§ Exercise directions:
Check every line below for the string "text", and copy the lines that contain it.

§ Data for the task:
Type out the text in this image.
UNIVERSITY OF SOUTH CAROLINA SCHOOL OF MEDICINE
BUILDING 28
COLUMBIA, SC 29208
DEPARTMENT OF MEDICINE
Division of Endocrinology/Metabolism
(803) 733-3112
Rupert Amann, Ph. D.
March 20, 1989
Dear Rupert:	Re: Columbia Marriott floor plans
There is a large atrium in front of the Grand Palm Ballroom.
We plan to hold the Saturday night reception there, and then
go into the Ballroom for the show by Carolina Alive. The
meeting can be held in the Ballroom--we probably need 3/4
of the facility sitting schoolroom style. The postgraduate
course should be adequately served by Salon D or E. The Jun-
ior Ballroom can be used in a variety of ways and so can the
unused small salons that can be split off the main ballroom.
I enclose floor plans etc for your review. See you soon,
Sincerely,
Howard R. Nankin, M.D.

==

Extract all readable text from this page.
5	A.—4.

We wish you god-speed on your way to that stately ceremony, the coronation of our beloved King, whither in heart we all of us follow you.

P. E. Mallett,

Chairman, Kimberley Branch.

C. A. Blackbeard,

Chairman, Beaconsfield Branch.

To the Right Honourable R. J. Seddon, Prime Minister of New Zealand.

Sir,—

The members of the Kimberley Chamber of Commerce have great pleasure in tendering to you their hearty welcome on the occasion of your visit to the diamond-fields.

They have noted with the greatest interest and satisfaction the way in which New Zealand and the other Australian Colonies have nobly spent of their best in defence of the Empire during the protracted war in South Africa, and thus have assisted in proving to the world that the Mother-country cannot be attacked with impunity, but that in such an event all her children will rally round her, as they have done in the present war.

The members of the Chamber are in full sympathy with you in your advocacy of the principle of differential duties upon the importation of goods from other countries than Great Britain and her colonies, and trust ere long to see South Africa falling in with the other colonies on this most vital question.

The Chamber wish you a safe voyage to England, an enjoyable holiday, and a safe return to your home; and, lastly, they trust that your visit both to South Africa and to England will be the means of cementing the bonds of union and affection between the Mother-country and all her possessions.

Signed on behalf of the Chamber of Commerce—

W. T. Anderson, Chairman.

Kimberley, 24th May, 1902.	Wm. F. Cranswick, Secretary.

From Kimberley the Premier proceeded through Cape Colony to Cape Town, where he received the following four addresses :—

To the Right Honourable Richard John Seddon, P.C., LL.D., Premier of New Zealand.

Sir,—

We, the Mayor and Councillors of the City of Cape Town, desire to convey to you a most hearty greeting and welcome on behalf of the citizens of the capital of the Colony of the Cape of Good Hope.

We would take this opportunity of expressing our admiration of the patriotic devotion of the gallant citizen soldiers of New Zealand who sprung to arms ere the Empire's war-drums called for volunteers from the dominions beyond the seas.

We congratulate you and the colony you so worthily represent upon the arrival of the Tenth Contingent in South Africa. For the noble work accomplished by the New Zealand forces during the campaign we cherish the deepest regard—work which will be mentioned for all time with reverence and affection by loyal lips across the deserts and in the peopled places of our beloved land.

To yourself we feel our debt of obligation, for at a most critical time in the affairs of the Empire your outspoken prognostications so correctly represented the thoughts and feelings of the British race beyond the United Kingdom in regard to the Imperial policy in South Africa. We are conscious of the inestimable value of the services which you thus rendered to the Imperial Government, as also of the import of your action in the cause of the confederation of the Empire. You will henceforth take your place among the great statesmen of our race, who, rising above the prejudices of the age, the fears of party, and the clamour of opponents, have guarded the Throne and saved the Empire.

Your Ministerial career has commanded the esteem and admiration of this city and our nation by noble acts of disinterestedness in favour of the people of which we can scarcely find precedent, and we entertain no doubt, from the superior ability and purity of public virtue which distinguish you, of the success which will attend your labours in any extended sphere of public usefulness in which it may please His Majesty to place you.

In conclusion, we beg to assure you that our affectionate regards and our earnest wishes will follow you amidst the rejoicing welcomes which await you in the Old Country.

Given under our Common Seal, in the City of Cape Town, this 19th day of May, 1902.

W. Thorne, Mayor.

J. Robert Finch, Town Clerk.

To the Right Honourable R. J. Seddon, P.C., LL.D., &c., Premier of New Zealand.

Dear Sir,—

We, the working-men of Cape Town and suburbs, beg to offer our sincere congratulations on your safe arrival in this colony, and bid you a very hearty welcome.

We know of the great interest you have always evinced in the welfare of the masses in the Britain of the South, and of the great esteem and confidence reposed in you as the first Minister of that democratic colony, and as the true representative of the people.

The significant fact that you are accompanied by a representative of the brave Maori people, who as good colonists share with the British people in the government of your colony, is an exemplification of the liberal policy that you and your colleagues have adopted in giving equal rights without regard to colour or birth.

* * *

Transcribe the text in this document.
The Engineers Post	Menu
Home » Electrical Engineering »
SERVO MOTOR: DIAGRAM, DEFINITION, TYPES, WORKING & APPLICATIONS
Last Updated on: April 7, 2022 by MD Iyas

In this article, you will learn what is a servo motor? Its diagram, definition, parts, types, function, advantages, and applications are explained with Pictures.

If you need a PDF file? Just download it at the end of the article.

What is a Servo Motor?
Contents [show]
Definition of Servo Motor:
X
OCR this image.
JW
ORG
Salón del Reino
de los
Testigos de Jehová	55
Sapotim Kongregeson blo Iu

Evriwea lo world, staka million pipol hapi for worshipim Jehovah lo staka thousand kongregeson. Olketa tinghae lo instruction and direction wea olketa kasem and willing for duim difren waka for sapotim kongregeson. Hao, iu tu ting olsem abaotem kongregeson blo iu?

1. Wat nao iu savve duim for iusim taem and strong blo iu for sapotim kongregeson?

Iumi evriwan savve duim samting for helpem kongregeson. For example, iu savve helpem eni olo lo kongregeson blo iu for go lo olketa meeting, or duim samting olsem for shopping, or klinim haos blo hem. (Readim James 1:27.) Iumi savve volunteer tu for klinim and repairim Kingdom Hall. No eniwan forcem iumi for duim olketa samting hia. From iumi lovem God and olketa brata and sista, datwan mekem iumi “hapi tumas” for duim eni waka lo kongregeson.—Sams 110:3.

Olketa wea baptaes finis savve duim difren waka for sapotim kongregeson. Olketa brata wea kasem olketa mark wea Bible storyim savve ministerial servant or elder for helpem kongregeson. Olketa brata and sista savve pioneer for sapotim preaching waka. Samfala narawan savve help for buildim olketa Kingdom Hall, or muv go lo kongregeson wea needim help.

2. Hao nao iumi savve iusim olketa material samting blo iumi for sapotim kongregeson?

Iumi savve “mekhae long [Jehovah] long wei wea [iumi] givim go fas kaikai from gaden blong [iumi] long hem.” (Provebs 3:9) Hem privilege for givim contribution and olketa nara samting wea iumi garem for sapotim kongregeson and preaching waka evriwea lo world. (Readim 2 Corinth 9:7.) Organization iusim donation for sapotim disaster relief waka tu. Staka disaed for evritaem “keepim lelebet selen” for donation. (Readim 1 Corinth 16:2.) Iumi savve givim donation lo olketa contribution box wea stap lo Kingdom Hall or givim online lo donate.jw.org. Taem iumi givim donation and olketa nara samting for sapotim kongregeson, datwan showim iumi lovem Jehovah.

§ Answer for the task:
Type out the text in this image.
Extract all readable text from this page.
Transcribe the text in this document.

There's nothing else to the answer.